> [EXERCISE REQUIREMENTS]: Every line that contains the word "заряда" should be copied.

[Stored entries]

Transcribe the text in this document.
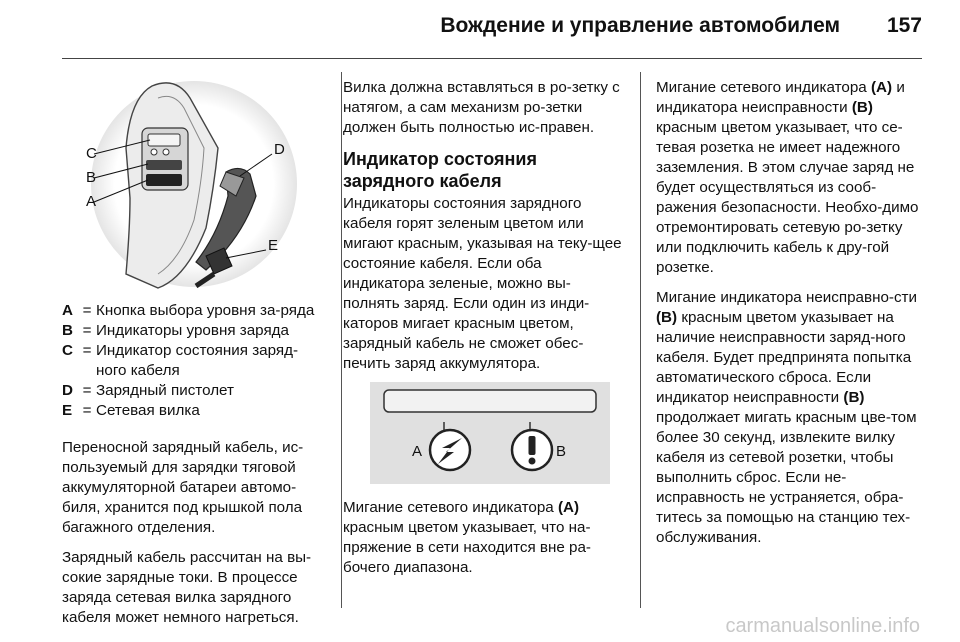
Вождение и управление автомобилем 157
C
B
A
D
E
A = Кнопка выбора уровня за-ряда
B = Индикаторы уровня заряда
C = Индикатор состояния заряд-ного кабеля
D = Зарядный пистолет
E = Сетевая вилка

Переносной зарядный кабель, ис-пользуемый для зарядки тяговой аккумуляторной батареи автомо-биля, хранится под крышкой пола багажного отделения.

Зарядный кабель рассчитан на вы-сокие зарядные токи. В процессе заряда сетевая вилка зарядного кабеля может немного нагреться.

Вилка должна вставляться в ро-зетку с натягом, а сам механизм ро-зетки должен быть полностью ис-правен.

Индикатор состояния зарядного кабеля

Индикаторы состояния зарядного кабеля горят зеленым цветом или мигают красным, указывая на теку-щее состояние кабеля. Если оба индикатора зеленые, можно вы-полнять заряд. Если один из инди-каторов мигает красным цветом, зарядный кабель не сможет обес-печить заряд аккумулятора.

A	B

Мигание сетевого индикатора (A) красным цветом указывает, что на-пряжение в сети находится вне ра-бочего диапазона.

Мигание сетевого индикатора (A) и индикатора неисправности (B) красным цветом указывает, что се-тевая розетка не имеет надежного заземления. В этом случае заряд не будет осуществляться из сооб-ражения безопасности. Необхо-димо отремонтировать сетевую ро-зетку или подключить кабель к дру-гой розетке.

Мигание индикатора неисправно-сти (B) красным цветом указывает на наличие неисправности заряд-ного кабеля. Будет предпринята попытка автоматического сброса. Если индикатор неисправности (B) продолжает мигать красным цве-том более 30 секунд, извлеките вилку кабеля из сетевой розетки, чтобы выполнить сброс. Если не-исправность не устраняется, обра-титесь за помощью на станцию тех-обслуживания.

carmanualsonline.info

> [EXPECTED ANSWER]:
B = Индикаторы уровня заряда
Зарядный кабель рассчитан на вы-сокие зарядные токи. В процессе заряда сетевая вилка зарядного кабеля может немного нагреться.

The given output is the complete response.